§ WRITTEN REQUEST
In full and without deviation, write out the entries that follow.

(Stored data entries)
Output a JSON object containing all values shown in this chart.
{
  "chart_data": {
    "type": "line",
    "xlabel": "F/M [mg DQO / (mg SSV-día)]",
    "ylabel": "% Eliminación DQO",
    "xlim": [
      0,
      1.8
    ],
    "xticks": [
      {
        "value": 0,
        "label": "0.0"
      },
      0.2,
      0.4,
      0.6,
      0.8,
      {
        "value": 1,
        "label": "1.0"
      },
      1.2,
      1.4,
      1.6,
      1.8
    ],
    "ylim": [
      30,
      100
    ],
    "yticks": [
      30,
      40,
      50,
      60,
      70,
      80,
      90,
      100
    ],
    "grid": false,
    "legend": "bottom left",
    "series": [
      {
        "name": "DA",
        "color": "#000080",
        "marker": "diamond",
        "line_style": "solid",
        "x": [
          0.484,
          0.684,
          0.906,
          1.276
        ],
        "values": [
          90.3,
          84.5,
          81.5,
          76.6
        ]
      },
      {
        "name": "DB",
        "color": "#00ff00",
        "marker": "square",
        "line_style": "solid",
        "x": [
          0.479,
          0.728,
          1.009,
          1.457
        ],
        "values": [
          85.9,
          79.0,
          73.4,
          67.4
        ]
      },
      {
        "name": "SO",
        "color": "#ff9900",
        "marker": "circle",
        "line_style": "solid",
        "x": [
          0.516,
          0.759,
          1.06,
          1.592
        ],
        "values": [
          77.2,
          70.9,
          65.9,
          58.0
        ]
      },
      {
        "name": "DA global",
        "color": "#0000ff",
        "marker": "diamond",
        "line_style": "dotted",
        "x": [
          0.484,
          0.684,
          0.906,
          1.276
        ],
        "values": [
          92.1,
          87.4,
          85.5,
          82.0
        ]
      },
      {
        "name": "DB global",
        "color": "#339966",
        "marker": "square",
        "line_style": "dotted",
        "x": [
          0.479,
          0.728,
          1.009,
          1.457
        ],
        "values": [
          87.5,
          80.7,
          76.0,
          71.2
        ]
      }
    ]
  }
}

§ FINISHED ANSWER
Output a JSON object containing all values shown in this chart.
{
  "chart_data": {
    "type": "line",
    "xlabel": "F/M [mg DQO / (mg SSV-día)]",
    "ylabel": "% Eliminación DQO",
    "xlim": [
      0,
      1.8
    ],
    "xticks": [
      {
        "value": 0,
        "label": "0.0"
      },
      0.2,
      0.4,
      0.6,
      0.8,
      {
        "value": 1,
        "label": "1.0"
      },
      1.2,
      1.4,
      1.6,
      1.8
    ],
    "ylim": [
      30,
      100
    ],
    "yticks": [
      30,
      40,
      50,
      60,
      70,
      80,
      90,
      100
    ],
    "grid": false,
    "legend": "bottom left",
    "series": [
      {
        "name": "DA",
        "color": "#000080",
        "marker": "diamond",
        "line_style": "solid",
        "x": [
          0.484,
          0.684,
          0.906,
          1.276
        ],
        "values": [
          90.3,
          84.5,
          81.5,
          76.6
        ]
      },
      {
        "name": "DB",
        "color": "#00ff00",
        "marker": "square",
        "line_style": "solid",
        "x": [
          0.479,
          0.728,
          1.009,
          1.457
        ],
        "values": [
          85.9,
          79.0,
          73.4,
          67.4
        ]
      },
      {
        "name": "SO",
        "color": "#ff9900",
        "marker": "circle",
        "line_style": "solid",
        "x": [
          0.516,
          0.759,
          1.06,
          1.592
        ],
        "values": [
          77.2,
          70.9,
          65.9,
          58.0
        ]
      },
      {
        "name": "DA global",
        "color": "#0000ff",
        "marker": "diamond",
        "line_style": "dotted",
        "x": [
          0.484,
          0.684,
          0.906,
          1.276
        ],
        "values": [
          92.1,
          87.4,
          85.5,
          82.0
        ]
      },
      {
        "name": "DB global",
        "color": "#339966",
        "marker": "square",
        "line_style": "dotted",
        "x": [
          0.479,
          0.728,
          1.009,
          1.457
        ],
        "values": [
          87.5,
          80.7,
          76.0,
          71.2
        ]
      }
    ]
  }
}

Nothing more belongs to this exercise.